• [Short task]: Return each line containing the string "Hello".

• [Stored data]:
"""

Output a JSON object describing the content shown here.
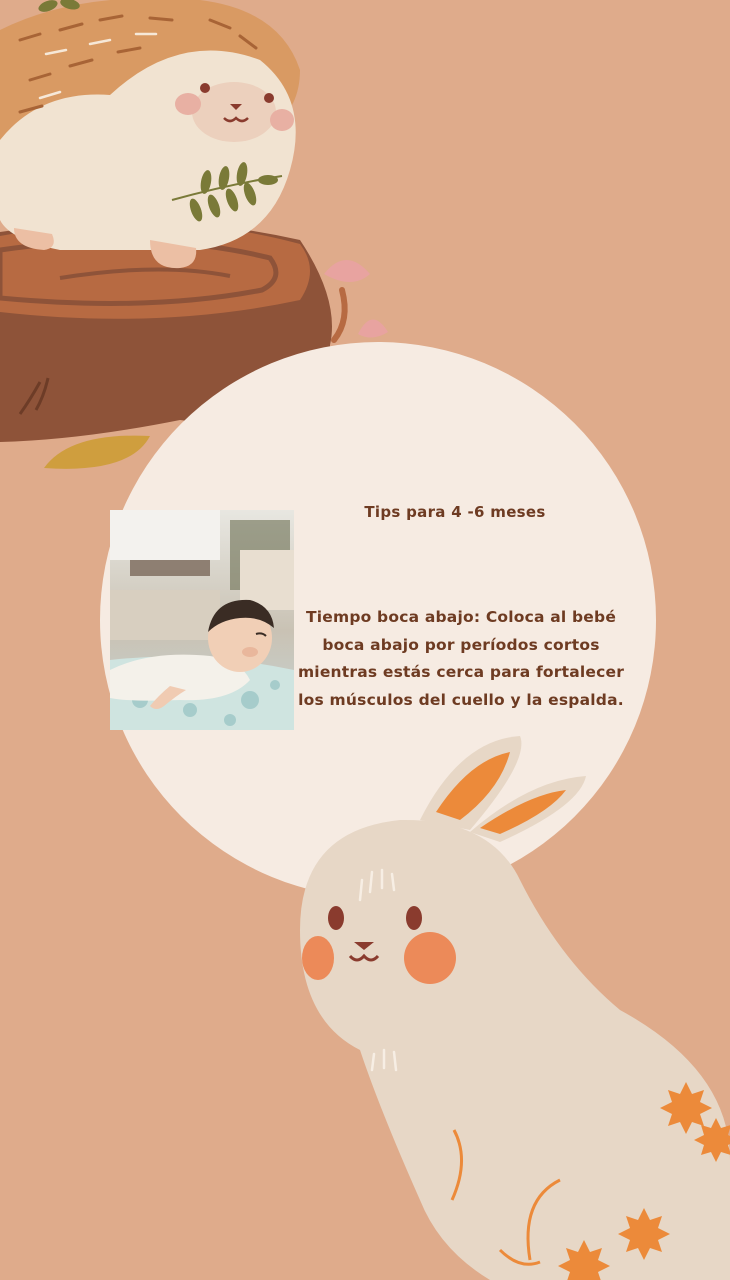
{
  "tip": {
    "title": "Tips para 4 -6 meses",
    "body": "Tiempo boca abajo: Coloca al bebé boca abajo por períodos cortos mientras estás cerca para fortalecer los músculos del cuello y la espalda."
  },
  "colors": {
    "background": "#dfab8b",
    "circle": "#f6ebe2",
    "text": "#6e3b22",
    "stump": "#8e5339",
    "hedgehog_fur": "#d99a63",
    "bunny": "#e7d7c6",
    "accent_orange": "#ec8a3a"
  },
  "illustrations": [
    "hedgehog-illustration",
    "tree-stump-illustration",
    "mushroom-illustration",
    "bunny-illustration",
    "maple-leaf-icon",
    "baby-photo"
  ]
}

"""
"""

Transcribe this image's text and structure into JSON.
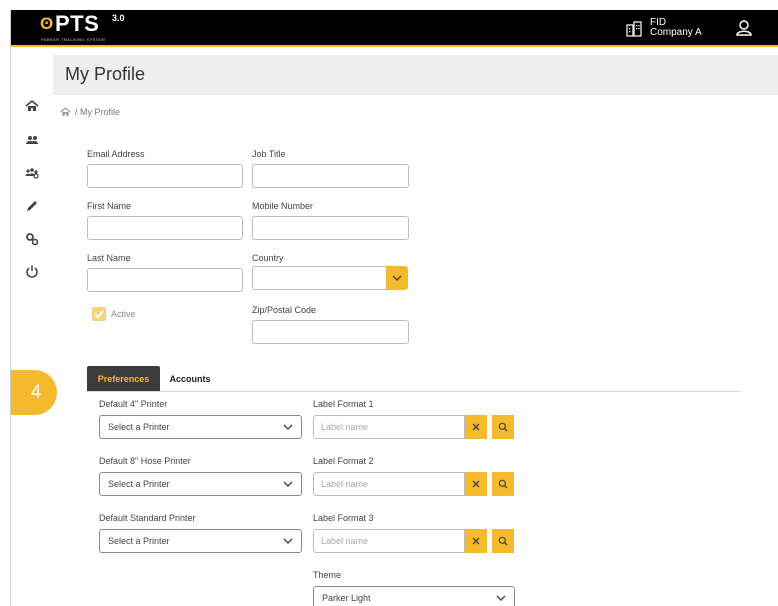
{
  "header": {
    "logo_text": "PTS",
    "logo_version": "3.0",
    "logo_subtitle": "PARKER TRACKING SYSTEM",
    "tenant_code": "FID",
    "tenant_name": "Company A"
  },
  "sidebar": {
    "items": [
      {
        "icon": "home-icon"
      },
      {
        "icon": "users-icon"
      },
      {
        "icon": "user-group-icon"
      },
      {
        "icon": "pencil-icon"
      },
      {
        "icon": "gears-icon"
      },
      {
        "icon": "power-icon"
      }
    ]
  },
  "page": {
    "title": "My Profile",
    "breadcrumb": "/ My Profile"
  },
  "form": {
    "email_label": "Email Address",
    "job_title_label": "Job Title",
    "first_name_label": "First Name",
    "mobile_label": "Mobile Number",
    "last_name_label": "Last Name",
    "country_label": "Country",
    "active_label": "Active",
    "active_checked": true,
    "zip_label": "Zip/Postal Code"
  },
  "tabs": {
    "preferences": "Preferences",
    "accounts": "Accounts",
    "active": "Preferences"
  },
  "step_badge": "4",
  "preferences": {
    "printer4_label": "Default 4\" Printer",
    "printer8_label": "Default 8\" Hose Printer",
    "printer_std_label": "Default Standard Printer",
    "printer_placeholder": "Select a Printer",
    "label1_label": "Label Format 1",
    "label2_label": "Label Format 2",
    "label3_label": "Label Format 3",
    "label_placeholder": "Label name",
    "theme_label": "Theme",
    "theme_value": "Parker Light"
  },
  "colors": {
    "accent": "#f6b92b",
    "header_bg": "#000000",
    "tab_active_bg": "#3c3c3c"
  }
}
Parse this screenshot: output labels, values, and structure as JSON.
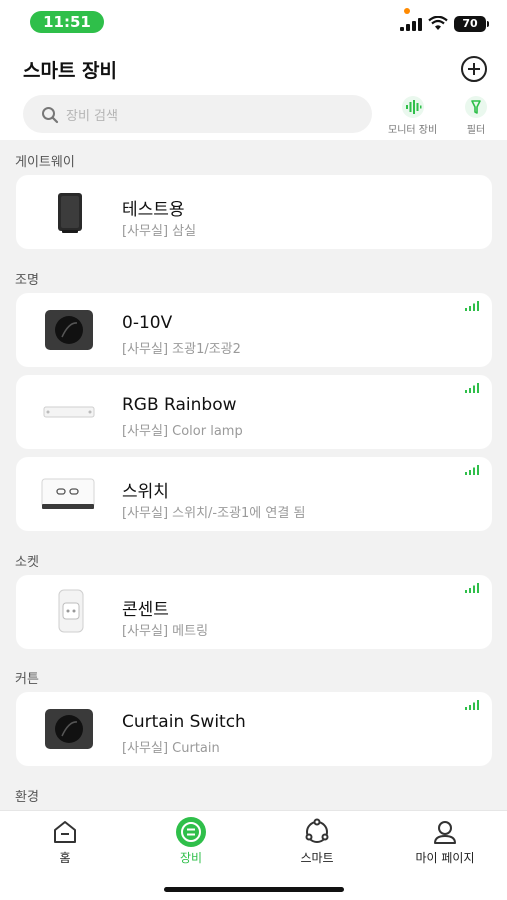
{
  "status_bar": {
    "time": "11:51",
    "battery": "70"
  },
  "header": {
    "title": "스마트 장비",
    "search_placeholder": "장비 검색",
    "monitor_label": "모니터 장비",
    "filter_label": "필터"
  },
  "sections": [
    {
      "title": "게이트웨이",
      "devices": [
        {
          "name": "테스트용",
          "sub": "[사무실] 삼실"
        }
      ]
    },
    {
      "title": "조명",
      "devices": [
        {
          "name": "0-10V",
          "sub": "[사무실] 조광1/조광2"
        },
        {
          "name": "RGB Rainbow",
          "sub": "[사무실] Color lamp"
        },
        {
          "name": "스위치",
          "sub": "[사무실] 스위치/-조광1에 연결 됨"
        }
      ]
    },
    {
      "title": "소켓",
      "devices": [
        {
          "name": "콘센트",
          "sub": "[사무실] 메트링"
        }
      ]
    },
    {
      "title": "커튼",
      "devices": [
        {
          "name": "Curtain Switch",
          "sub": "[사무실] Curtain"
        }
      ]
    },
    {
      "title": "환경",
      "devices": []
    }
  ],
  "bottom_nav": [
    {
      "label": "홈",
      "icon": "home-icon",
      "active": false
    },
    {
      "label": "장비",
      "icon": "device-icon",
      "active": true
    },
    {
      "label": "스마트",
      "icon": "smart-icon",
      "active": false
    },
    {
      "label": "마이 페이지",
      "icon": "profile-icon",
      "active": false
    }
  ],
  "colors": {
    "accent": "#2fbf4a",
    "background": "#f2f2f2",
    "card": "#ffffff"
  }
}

"""
"""

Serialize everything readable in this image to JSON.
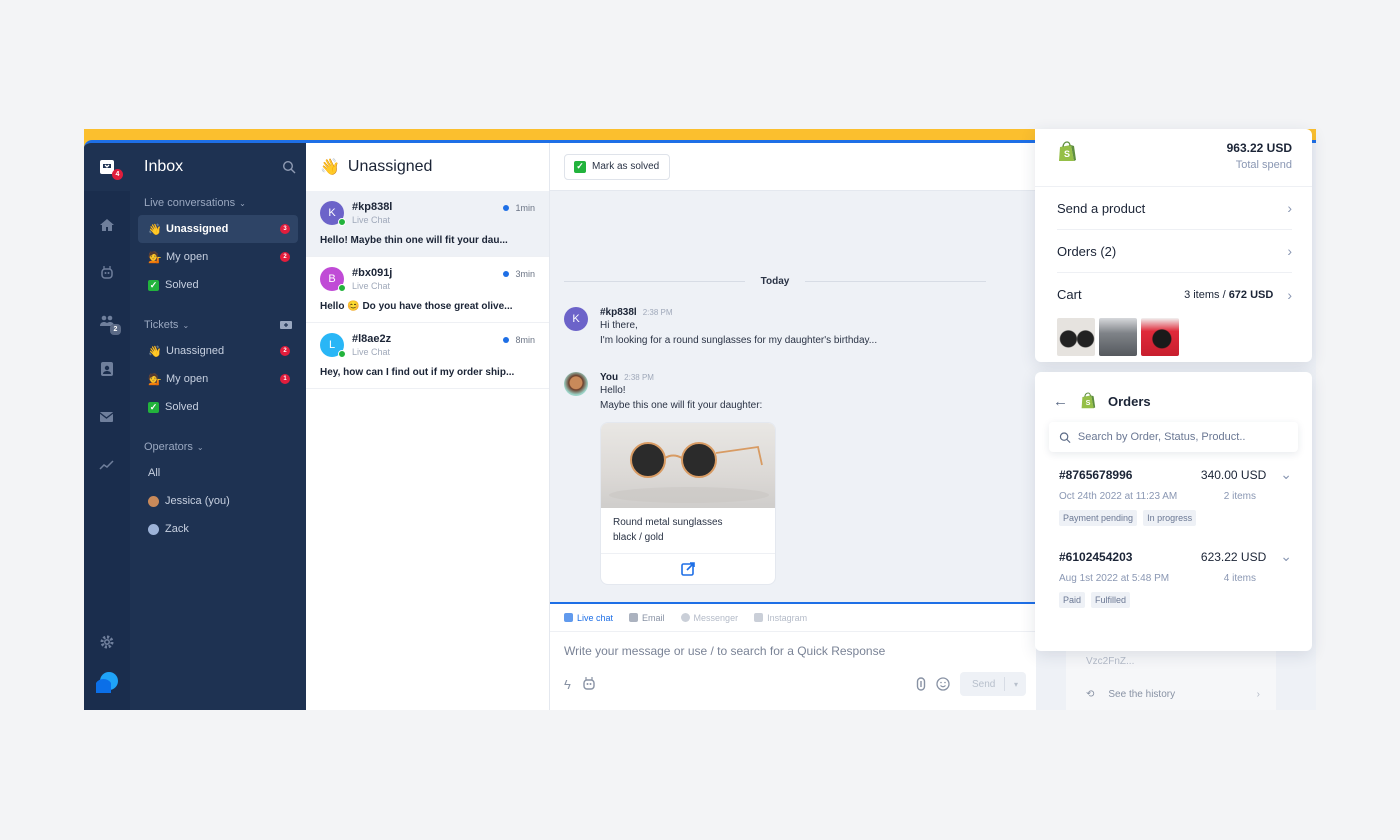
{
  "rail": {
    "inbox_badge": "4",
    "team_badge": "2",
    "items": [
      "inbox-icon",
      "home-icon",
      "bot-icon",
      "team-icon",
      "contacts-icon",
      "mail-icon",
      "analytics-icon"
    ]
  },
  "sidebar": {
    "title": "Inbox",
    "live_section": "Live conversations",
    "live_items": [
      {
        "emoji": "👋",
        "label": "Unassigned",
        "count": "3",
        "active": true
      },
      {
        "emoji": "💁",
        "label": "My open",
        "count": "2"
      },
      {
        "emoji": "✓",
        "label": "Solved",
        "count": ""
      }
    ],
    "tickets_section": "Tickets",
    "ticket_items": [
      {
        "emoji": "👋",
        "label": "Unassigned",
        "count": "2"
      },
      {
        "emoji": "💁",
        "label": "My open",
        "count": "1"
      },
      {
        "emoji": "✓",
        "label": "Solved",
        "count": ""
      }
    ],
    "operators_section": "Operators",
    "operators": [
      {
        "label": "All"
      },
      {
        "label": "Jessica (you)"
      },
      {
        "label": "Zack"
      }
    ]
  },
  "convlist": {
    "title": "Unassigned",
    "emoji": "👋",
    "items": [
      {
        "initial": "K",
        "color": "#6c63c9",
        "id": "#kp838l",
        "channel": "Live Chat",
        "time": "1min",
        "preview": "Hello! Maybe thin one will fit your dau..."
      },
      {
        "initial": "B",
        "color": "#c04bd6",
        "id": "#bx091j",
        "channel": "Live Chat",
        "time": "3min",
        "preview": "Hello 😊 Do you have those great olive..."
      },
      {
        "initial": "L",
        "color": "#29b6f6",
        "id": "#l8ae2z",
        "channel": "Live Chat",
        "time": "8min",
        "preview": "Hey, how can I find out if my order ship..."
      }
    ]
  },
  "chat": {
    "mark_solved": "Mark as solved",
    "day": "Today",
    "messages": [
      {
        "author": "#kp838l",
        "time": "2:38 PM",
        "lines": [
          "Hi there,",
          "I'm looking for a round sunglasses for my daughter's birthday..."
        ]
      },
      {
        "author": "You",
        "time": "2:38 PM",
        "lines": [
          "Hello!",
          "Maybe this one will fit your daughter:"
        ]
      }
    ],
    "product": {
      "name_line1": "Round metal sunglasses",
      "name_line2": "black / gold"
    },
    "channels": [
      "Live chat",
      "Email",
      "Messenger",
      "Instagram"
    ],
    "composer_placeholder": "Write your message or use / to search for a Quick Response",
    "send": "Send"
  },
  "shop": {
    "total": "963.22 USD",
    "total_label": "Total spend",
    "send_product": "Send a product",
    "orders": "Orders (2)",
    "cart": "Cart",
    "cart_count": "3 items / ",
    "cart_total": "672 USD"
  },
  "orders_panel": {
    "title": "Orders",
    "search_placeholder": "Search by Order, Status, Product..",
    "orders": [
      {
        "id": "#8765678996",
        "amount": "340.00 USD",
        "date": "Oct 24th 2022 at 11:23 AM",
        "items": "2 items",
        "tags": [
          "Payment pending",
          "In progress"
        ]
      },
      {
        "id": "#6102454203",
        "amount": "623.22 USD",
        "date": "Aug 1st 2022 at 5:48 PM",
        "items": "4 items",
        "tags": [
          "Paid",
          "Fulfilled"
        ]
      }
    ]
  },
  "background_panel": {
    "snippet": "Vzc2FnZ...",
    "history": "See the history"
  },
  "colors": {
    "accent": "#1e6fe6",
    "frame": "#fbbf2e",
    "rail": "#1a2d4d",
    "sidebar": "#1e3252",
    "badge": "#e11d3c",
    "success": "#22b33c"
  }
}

"""

• [Final result]:
        "preview": "Hello! Maybe thin one will fit your dau..."
        "preview": "Hello 😊 Do you have those great olive..."
          "Hello!",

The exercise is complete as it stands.